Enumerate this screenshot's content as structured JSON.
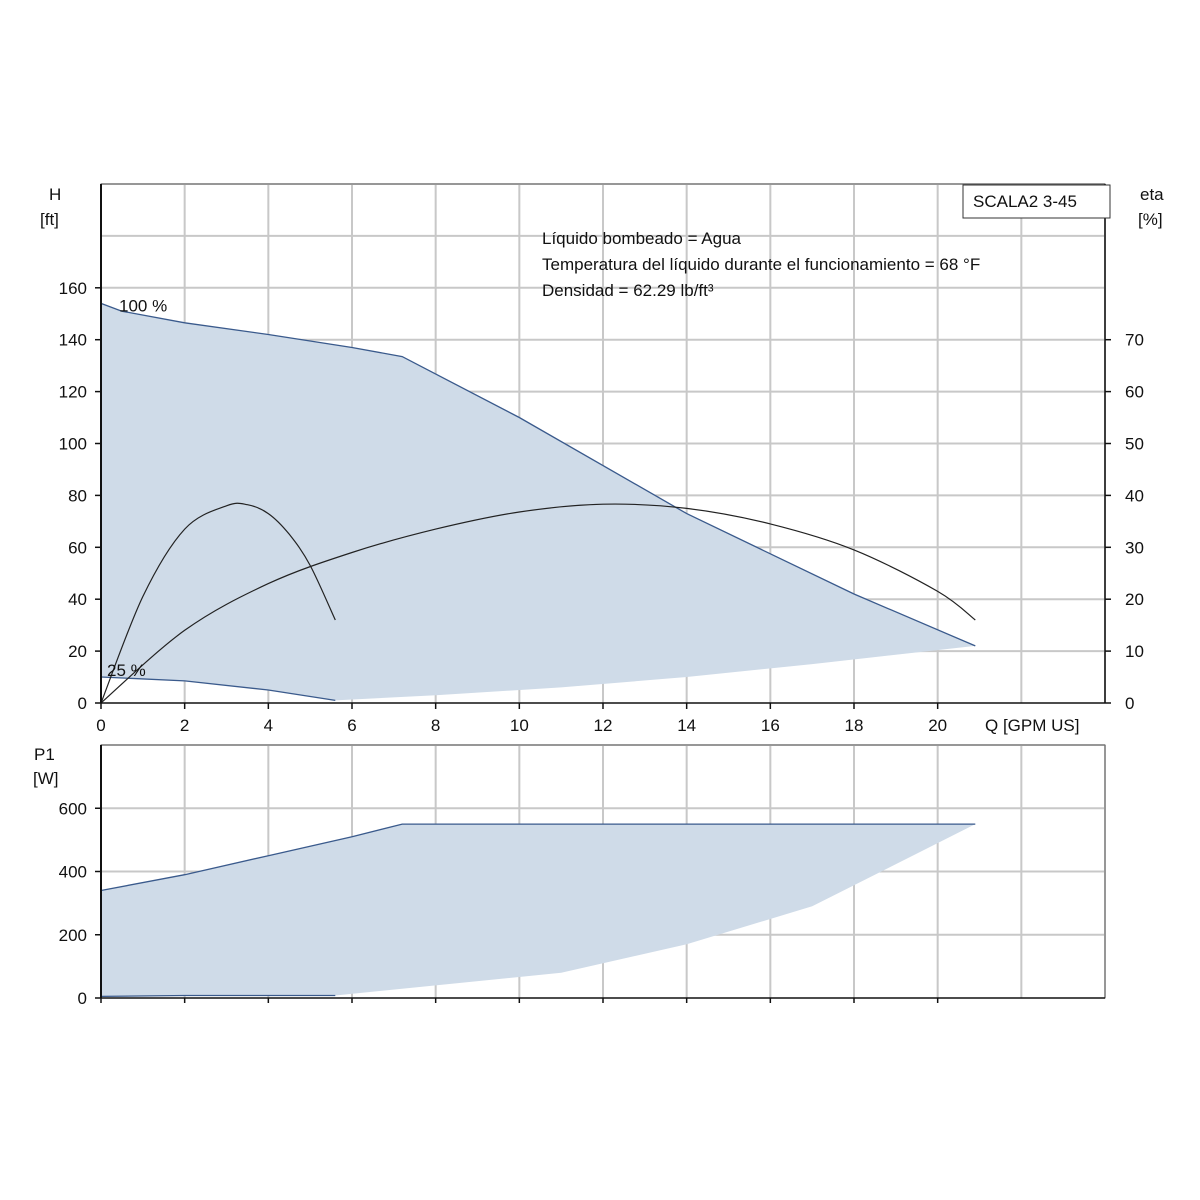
{
  "model_label": "SCALA2 3-45",
  "info_lines": [
    "Líquido bombeado = Agua",
    "Temperatura del líquido durante el funcionamiento = 68 °F",
    "Densidad = 62.29 lb/ft³"
  ],
  "colors": {
    "band_fill": "#cfdbe8",
    "curve_blue": "#3a5a8c",
    "eta_line": "#222222",
    "grid": "#c8c8c8"
  },
  "chart_data": [
    {
      "type": "area",
      "xlabel": "Q [GPM US]",
      "ylabel": [
        "H",
        "[ft]"
      ],
      "y2label": [
        "eta",
        "[%]"
      ],
      "xlim": [
        0,
        24
      ],
      "ylim": [
        0,
        200
      ],
      "y2lim": [
        0,
        100
      ],
      "xticks": [
        "0",
        "2",
        "4",
        "6",
        "8",
        "10",
        "12",
        "14",
        "16",
        "18",
        "20"
      ],
      "yticks": [
        "0",
        "20",
        "40",
        "60",
        "80",
        "100",
        "120",
        "140",
        "160"
      ],
      "y2ticks": [
        "0",
        "10",
        "20",
        "30",
        "40",
        "50",
        "60",
        "70"
      ],
      "grid": true,
      "annotations": [
        "100 %",
        "25 %"
      ],
      "series": [
        {
          "name": "100 %",
          "x": [
            0,
            0.5,
            2,
            4,
            6,
            7.2,
            10,
            14,
            18,
            20.9
          ],
          "y": [
            154,
            151,
            146.5,
            142,
            137,
            133.5,
            110,
            73,
            42,
            22
          ]
        },
        {
          "name": "25 %",
          "x": [
            0,
            2,
            4,
            5.6
          ],
          "y": [
            10,
            8.5,
            5,
            1
          ]
        },
        {
          "x": [
            5.6,
            8,
            11,
            14,
            17,
            20.9
          ],
          "y": [
            1,
            3,
            6,
            10,
            15,
            22
          ]
        }
      ],
      "eta_series": [
        {
          "x": [
            0,
            1,
            2,
            3,
            3.5,
            4,
            4.5,
            5,
            5.6
          ],
          "y": [
            0,
            20.5,
            33.5,
            38,
            38.2,
            36.5,
            32.5,
            26.5,
            16
          ]
        },
        {
          "x": [
            0,
            2,
            4,
            6,
            8,
            10,
            12,
            14,
            16,
            18,
            20,
            20.9
          ],
          "y": [
            0,
            14,
            23,
            29,
            33.5,
            36.8,
            38.3,
            37.5,
            34.5,
            29.5,
            21.5,
            16
          ]
        }
      ]
    },
    {
      "type": "area",
      "xlabel": "",
      "ylabel": [
        "P1",
        "[W]"
      ],
      "xlim": [
        0,
        24
      ],
      "ylim": [
        0,
        800
      ],
      "yticks": [
        "0",
        "200",
        "400",
        "600"
      ],
      "grid": true,
      "series": [
        {
          "x": [
            0,
            2,
            4,
            6,
            7.2,
            12,
            16,
            20.9
          ],
          "y": [
            340,
            390,
            450,
            510,
            550,
            550,
            550,
            550
          ]
        },
        {
          "x": [
            0,
            2,
            4,
            5.6
          ],
          "y": [
            5,
            8,
            8,
            8
          ]
        },
        {
          "x": [
            5.6,
            8,
            11,
            14,
            17,
            20.9
          ],
          "y": [
            8,
            40,
            80,
            170,
            290,
            550
          ]
        }
      ]
    }
  ]
}
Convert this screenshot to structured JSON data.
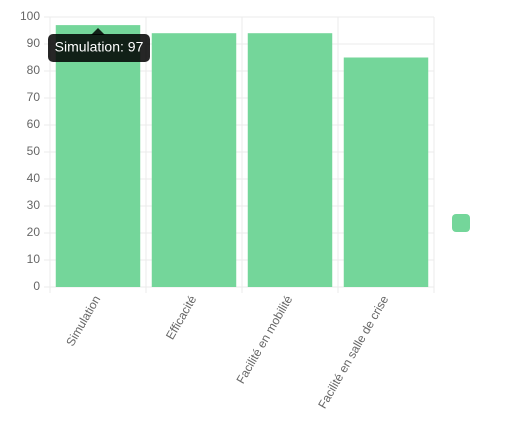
{
  "chart_data": {
    "type": "bar",
    "categories": [
      "Simulation",
      "Efficacité",
      "Facilité en mobilité",
      "Facilité en salle de crise"
    ],
    "series": [
      {
        "color": "#74d69a",
        "values": [
          97,
          94,
          94,
          85
        ]
      }
    ],
    "ylim": [
      0,
      100
    ],
    "yticks": [
      0,
      10,
      20,
      30,
      40,
      50,
      60,
      70,
      80,
      90,
      100
    ],
    "grid": true,
    "legend": "right",
    "tooltip": "Simulation: 97"
  }
}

* _Given request_
Keep the pictures out and write out the records exactly.

* _Finished task_
Enumerate this screenshot's content as structured JSON.
{
  "model_label": "SCALA2 3-45",
  "info_lines": [
    "Líquido bombeado = Agua",
    "Temperatura del líquido durante el funcionamiento = 68 °F",
    "Densidad = 62.29 lb/ft³"
  ],
  "colors": {
    "band_fill": "#cfdbe8",
    "curve_blue": "#3a5a8c",
    "eta_line": "#222222",
    "grid": "#c8c8c8"
  },
  "chart_data": [
    {
      "type": "area",
      "xlabel": "Q [GPM US]",
      "ylabel": [
        "H",
        "[ft]"
      ],
      "y2label": [
        "eta",
        "[%]"
      ],
      "xlim": [
        0,
        24
      ],
      "ylim": [
        0,
        200
      ],
      "y2lim": [
        0,
        100
      ],
      "xticks": [
        "0",
        "2",
        "4",
        "6",
        "8",
        "10",
        "12",
        "14",
        "16",
        "18",
        "20"
      ],
      "yticks": [
        "0",
        "20",
        "40",
        "60",
        "80",
        "100",
        "120",
        "140",
        "160"
      ],
      "y2ticks": [
        "0",
        "10",
        "20",
        "30",
        "40",
        "50",
        "60",
        "70"
      ],
      "grid": true,
      "annotations": [
        "100 %",
        "25 %"
      ],
      "series": [
        {
          "name": "100 %",
          "x": [
            0,
            0.5,
            2,
            4,
            6,
            7.2,
            10,
            14,
            18,
            20.9
          ],
          "y": [
            154,
            151,
            146.5,
            142,
            137,
            133.5,
            110,
            73,
            42,
            22
          ]
        },
        {
          "name": "25 %",
          "x": [
            0,
            2,
            4,
            5.6
          ],
          "y": [
            10,
            8.5,
            5,
            1
          ]
        },
        {
          "x": [
            5.6,
            8,
            11,
            14,
            17,
            20.9
          ],
          "y": [
            1,
            3,
            6,
            10,
            15,
            22
          ]
        }
      ],
      "eta_series": [
        {
          "x": [
            0,
            1,
            2,
            3,
            3.5,
            4,
            4.5,
            5,
            5.6
          ],
          "y": [
            0,
            20.5,
            33.5,
            38,
            38.2,
            36.5,
            32.5,
            26.5,
            16
          ]
        },
        {
          "x": [
            0,
            2,
            4,
            6,
            8,
            10,
            12,
            14,
            16,
            18,
            20,
            20.9
          ],
          "y": [
            0,
            14,
            23,
            29,
            33.5,
            36.8,
            38.3,
            37.5,
            34.5,
            29.5,
            21.5,
            16
          ]
        }
      ]
    },
    {
      "type": "area",
      "xlabel": "",
      "ylabel": [
        "P1",
        "[W]"
      ],
      "xlim": [
        0,
        24
      ],
      "ylim": [
        0,
        800
      ],
      "yticks": [
        "0",
        "200",
        "400",
        "600"
      ],
      "grid": true,
      "series": [
        {
          "x": [
            0,
            2,
            4,
            6,
            7.2,
            12,
            16,
            20.9
          ],
          "y": [
            340,
            390,
            450,
            510,
            550,
            550,
            550,
            550
          ]
        },
        {
          "x": [
            0,
            2,
            4,
            5.6
          ],
          "y": [
            5,
            8,
            8,
            8
          ]
        },
        {
          "x": [
            5.6,
            8,
            11,
            14,
            17,
            20.9
          ],
          "y": [
            8,
            40,
            80,
            170,
            290,
            550
          ]
        }
      ]
    }
  ]
}
Convert this screenshot to structured JSON data.
{
  "chart_data": {
    "type": "bar",
    "categories": [
      "Simulation",
      "Efficacité",
      "Facilité en mobilité",
      "Facilité en salle de crise"
    ],
    "series": [
      {
        "color": "#74d69a",
        "values": [
          97,
          94,
          94,
          85
        ]
      }
    ],
    "ylim": [
      0,
      100
    ],
    "yticks": [
      0,
      10,
      20,
      30,
      40,
      50,
      60,
      70,
      80,
      90,
      100
    ],
    "grid": true,
    "legend": "right",
    "tooltip": "Simulation: 97"
  }
}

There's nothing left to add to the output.